■ **TASK DETAILS**
Reproduce the listing below verbatim.

■ **LISTED RECORDS**
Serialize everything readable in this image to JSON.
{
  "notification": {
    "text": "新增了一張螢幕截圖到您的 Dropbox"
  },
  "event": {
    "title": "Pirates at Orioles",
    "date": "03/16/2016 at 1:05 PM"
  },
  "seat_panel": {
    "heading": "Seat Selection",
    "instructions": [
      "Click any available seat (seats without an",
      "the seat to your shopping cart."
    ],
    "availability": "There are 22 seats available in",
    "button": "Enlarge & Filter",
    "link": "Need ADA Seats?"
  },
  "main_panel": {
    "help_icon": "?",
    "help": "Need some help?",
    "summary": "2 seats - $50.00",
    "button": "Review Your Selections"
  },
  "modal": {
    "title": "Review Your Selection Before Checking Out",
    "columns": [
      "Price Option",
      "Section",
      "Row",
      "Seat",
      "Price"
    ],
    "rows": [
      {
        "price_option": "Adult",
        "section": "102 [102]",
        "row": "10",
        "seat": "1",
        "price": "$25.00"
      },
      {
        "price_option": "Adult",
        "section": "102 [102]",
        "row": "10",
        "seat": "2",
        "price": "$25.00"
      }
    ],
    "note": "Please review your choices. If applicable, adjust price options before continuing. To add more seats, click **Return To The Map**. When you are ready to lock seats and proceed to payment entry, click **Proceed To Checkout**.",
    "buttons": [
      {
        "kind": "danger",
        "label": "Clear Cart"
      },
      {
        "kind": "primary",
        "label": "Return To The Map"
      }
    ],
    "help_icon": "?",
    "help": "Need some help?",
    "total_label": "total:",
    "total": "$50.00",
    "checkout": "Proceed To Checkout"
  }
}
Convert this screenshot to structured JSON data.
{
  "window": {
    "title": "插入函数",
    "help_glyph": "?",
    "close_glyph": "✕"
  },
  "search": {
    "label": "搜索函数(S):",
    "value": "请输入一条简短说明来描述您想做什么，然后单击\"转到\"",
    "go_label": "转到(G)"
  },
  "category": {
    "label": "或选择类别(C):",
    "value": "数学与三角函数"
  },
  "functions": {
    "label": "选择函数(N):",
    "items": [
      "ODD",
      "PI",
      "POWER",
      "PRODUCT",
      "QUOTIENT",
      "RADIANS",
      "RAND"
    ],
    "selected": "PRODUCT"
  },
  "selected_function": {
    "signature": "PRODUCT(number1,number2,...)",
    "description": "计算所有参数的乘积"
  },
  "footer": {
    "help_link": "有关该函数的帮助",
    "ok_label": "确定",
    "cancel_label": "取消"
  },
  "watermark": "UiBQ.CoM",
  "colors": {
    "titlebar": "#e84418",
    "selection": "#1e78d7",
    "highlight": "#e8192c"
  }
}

■ **FULL ANSWER**
Serialize everything readable in this image to JSON.
{
  "notification": {
    "text": "新增了一張螢幕截圖到您的 Dropbox"
  },
  "event": {
    "title": "Pirates at Orioles",
    "date": "03/16/2016 at 1:05 PM"
  },
  "seat_panel": {
    "heading": "Seat Selection",
    "instructions": [
      "Click any available seat (seats without an",
      "the seat to your shopping cart."
    ],
    "availability": "There are 22 seats available in",
    "button": "Enlarge & Filter",
    "link": "Need ADA Seats?"
  },
  "main_panel": {
    "help_icon": "?",
    "help": "Need some help?",
    "summary": "2 seats - $50.00",
    "button": "Review Your Selections"
  },
  "modal": {
    "title": "Review Your Selection Before Checking Out",
    "columns": [
      "Price Option",
      "Section",
      "Row",
      "Seat",
      "Price"
    ],
    "rows": [
      {
        "price_option": "Adult",
        "section": "102 [102]",
        "row": "10",
        "seat": "1",
        "price": "$25.00"
      },
      {
        "price_option": "Adult",
        "section": "102 [102]",
        "row": "10",
        "seat": "2",
        "price": "$25.00"
      }
    ],
    "note": "Please review your choices. If applicable, adjust price options before continuing. To add more seats, click **Return To The Map**. When you are ready to lock seats and proceed to payment entry, click **Proceed To Checkout**.",
    "buttons": [
      {
        "kind": "danger",
        "label": "Clear Cart"
      },
      {
        "kind": "primary",
        "label": "Return To The Map"
      }
    ],
    "help_icon": "?",
    "help": "Need some help?",
    "total_label": "total:",
    "total": "$50.00",
    "checkout": "Proceed To Checkout"
  }
}
Convert this screenshot to structured JSON data.
{
  "window": {
    "title": "插入函数",
    "help_glyph": "?",
    "close_glyph": "✕"
  },
  "search": {
    "label": "搜索函数(S):",
    "value": "请输入一条简短说明来描述您想做什么，然后单击\"转到\"",
    "go_label": "转到(G)"
  },
  "category": {
    "label": "或选择类别(C):",
    "value": "数学与三角函数"
  },
  "functions": {
    "label": "选择函数(N):",
    "items": [
      "ODD",
      "PI",
      "POWER",
      "PRODUCT",
      "QUOTIENT",
      "RADIANS",
      "RAND"
    ],
    "selected": "PRODUCT"
  },
  "selected_function": {
    "signature": "PRODUCT(number1,number2,...)",
    "description": "计算所有参数的乘积"
  },
  "footer": {
    "help_link": "有关该函数的帮助",
    "ok_label": "确定",
    "cancel_label": "取消"
  },
  "watermark": "UiBQ.CoM",
  "colors": {
    "titlebar": "#e84418",
    "selection": "#1e78d7",
    "highlight": "#e8192c"
  }
}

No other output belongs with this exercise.